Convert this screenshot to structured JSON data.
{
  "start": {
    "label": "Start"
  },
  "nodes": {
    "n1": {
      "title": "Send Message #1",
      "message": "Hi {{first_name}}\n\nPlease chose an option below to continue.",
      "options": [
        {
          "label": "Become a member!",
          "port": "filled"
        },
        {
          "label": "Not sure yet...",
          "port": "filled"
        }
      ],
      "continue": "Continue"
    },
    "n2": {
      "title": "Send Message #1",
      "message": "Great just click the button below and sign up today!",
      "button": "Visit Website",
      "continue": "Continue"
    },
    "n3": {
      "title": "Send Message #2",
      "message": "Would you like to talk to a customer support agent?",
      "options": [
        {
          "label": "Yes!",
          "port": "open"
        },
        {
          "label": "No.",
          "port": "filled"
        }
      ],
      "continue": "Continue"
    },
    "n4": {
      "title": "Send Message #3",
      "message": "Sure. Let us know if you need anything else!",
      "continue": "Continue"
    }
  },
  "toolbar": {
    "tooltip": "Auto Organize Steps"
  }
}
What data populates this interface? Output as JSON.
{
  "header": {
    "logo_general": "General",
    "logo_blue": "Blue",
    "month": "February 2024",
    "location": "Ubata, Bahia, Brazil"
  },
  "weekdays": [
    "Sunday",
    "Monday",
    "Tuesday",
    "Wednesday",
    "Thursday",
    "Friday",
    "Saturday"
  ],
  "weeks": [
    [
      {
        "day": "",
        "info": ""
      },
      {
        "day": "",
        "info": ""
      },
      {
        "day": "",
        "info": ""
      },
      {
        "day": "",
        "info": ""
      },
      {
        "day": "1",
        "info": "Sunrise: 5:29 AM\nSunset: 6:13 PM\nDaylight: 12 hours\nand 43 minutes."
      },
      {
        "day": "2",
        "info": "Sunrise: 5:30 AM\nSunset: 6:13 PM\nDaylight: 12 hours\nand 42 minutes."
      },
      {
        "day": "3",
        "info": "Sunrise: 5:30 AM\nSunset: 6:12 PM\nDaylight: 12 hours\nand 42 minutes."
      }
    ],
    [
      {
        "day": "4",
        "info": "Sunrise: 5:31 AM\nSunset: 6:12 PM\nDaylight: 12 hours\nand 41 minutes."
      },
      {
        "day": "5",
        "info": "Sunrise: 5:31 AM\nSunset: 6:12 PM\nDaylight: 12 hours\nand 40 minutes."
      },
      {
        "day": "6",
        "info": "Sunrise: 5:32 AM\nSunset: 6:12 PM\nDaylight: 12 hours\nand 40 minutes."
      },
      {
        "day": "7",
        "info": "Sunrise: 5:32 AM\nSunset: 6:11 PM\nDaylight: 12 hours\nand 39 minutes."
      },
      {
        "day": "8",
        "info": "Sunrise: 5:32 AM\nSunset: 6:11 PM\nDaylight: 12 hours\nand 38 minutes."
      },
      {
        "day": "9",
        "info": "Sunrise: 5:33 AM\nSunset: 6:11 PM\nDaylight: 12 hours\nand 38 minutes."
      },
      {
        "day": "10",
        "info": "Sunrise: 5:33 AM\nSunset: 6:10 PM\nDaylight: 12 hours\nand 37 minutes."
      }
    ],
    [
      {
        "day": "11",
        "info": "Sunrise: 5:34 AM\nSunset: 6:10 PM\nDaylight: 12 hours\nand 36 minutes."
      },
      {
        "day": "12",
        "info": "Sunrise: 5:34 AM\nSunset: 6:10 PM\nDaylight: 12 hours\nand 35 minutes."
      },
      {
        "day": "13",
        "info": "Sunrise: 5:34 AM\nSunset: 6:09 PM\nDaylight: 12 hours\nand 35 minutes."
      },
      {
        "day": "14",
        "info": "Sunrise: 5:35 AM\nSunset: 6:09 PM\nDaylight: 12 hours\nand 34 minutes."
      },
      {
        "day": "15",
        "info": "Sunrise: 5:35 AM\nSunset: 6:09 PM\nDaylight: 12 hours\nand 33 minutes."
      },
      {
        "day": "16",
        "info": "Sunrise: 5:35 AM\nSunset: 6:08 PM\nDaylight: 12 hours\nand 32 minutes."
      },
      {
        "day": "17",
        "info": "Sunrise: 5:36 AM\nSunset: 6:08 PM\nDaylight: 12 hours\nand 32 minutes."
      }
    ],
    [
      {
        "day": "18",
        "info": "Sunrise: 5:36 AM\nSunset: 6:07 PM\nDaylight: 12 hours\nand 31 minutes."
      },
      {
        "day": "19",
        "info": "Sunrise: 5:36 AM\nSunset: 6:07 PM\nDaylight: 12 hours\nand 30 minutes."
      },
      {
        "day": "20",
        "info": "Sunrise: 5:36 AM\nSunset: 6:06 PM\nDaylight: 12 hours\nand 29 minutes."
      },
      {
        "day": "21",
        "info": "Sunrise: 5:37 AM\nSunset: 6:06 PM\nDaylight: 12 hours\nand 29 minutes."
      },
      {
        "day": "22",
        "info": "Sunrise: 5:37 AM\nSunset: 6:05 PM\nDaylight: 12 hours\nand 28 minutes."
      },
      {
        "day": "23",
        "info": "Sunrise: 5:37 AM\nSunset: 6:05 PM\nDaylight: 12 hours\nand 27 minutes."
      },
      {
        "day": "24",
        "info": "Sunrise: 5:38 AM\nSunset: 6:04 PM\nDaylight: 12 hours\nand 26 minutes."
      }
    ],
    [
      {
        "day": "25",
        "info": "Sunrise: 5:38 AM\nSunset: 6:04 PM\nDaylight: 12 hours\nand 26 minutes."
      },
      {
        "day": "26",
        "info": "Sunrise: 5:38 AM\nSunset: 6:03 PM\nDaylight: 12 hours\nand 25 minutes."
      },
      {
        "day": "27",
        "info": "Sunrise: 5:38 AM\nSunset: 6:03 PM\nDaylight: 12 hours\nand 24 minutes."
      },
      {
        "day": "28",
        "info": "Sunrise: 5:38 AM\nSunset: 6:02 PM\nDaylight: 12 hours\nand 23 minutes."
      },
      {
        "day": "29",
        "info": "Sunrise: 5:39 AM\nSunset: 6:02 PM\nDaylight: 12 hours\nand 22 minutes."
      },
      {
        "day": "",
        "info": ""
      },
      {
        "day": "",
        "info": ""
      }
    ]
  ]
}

JOB: Return all of the entries exactly as they were supplied.

FINAL RESULT:
Convert this screenshot to structured JSON data.
{
  "start": {
    "label": "Start"
  },
  "nodes": {
    "n1": {
      "title": "Send Message #1",
      "message": "Hi {{first_name}}\n\nPlease chose an option below to continue.",
      "options": [
        {
          "label": "Become a member!",
          "port": "filled"
        },
        {
          "label": "Not sure yet...",
          "port": "filled"
        }
      ],
      "continue": "Continue"
    },
    "n2": {
      "title": "Send Message #1",
      "message": "Great just click the button below and sign up today!",
      "button": "Visit Website",
      "continue": "Continue"
    },
    "n3": {
      "title": "Send Message #2",
      "message": "Would you like to talk to a customer support agent?",
      "options": [
        {
          "label": "Yes!",
          "port": "open"
        },
        {
          "label": "No.",
          "port": "filled"
        }
      ],
      "continue": "Continue"
    },
    "n4": {
      "title": "Send Message #3",
      "message": "Sure. Let us know if you need anything else!",
      "continue": "Continue"
    }
  },
  "toolbar": {
    "tooltip": "Auto Organize Steps"
  }
}
What data populates this interface? Output as JSON.
{
  "header": {
    "logo_general": "General",
    "logo_blue": "Blue",
    "month": "February 2024",
    "location": "Ubata, Bahia, Brazil"
  },
  "weekdays": [
    "Sunday",
    "Monday",
    "Tuesday",
    "Wednesday",
    "Thursday",
    "Friday",
    "Saturday"
  ],
  "weeks": [
    [
      {
        "day": "",
        "info": ""
      },
      {
        "day": "",
        "info": ""
      },
      {
        "day": "",
        "info": ""
      },
      {
        "day": "",
        "info": ""
      },
      {
        "day": "1",
        "info": "Sunrise: 5:29 AM\nSunset: 6:13 PM\nDaylight: 12 hours\nand 43 minutes."
      },
      {
        "day": "2",
        "info": "Sunrise: 5:30 AM\nSunset: 6:13 PM\nDaylight: 12 hours\nand 42 minutes."
      },
      {
        "day": "3",
        "info": "Sunrise: 5:30 AM\nSunset: 6:12 PM\nDaylight: 12 hours\nand 42 minutes."
      }
    ],
    [
      {
        "day": "4",
        "info": "Sunrise: 5:31 AM\nSunset: 6:12 PM\nDaylight: 12 hours\nand 41 minutes."
      },
      {
        "day": "5",
        "info": "Sunrise: 5:31 AM\nSunset: 6:12 PM\nDaylight: 12 hours\nand 40 minutes."
      },
      {
        "day": "6",
        "info": "Sunrise: 5:32 AM\nSunset: 6:12 PM\nDaylight: 12 hours\nand 40 minutes."
      },
      {
        "day": "7",
        "info": "Sunrise: 5:32 AM\nSunset: 6:11 PM\nDaylight: 12 hours\nand 39 minutes."
      },
      {
        "day": "8",
        "info": "Sunrise: 5:32 AM\nSunset: 6:11 PM\nDaylight: 12 hours\nand 38 minutes."
      },
      {
        "day": "9",
        "info": "Sunrise: 5:33 AM\nSunset: 6:11 PM\nDaylight: 12 hours\nand 38 minutes."
      },
      {
        "day": "10",
        "info": "Sunrise: 5:33 AM\nSunset: 6:10 PM\nDaylight: 12 hours\nand 37 minutes."
      }
    ],
    [
      {
        "day": "11",
        "info": "Sunrise: 5:34 AM\nSunset: 6:10 PM\nDaylight: 12 hours\nand 36 minutes."
      },
      {
        "day": "12",
        "info": "Sunrise: 5:34 AM\nSunset: 6:10 PM\nDaylight: 12 hours\nand 35 minutes."
      },
      {
        "day": "13",
        "info": "Sunrise: 5:34 AM\nSunset: 6:09 PM\nDaylight: 12 hours\nand 35 minutes."
      },
      {
        "day": "14",
        "info": "Sunrise: 5:35 AM\nSunset: 6:09 PM\nDaylight: 12 hours\nand 34 minutes."
      },
      {
        "day": "15",
        "info": "Sunrise: 5:35 AM\nSunset: 6:09 PM\nDaylight: 12 hours\nand 33 minutes."
      },
      {
        "day": "16",
        "info": "Sunrise: 5:35 AM\nSunset: 6:08 PM\nDaylight: 12 hours\nand 32 minutes."
      },
      {
        "day": "17",
        "info": "Sunrise: 5:36 AM\nSunset: 6:08 PM\nDaylight: 12 hours\nand 32 minutes."
      }
    ],
    [
      {
        "day": "18",
        "info": "Sunrise: 5:36 AM\nSunset: 6:07 PM\nDaylight: 12 hours\nand 31 minutes."
      },
      {
        "day": "19",
        "info": "Sunrise: 5:36 AM\nSunset: 6:07 PM\nDaylight: 12 hours\nand 30 minutes."
      },
      {
        "day": "20",
        "info": "Sunrise: 5:36 AM\nSunset: 6:06 PM\nDaylight: 12 hours\nand 29 minutes."
      },
      {
        "day": "21",
        "info": "Sunrise: 5:37 AM\nSunset: 6:06 PM\nDaylight: 12 hours\nand 29 minutes."
      },
      {
        "day": "22",
        "info": "Sunrise: 5:37 AM\nSunset: 6:05 PM\nDaylight: 12 hours\nand 28 minutes."
      },
      {
        "day": "23",
        "info": "Sunrise: 5:37 AM\nSunset: 6:05 PM\nDaylight: 12 hours\nand 27 minutes."
      },
      {
        "day": "24",
        "info": "Sunrise: 5:38 AM\nSunset: 6:04 PM\nDaylight: 12 hours\nand 26 minutes."
      }
    ],
    [
      {
        "day": "25",
        "info": "Sunrise: 5:38 AM\nSunset: 6:04 PM\nDaylight: 12 hours\nand 26 minutes."
      },
      {
        "day": "26",
        "info": "Sunrise: 5:38 AM\nSunset: 6:03 PM\nDaylight: 12 hours\nand 25 minutes."
      },
      {
        "day": "27",
        "info": "Sunrise: 5:38 AM\nSunset: 6:03 PM\nDaylight: 12 hours\nand 24 minutes."
      },
      {
        "day": "28",
        "info": "Sunrise: 5:38 AM\nSunset: 6:02 PM\nDaylight: 12 hours\nand 23 minutes."
      },
      {
        "day": "29",
        "info": "Sunrise: 5:39 AM\nSunset: 6:02 PM\nDaylight: 12 hours\nand 22 minutes."
      },
      {
        "day": "",
        "info": ""
      },
      {
        "day": "",
        "info": ""
      }
    ]
  ]
}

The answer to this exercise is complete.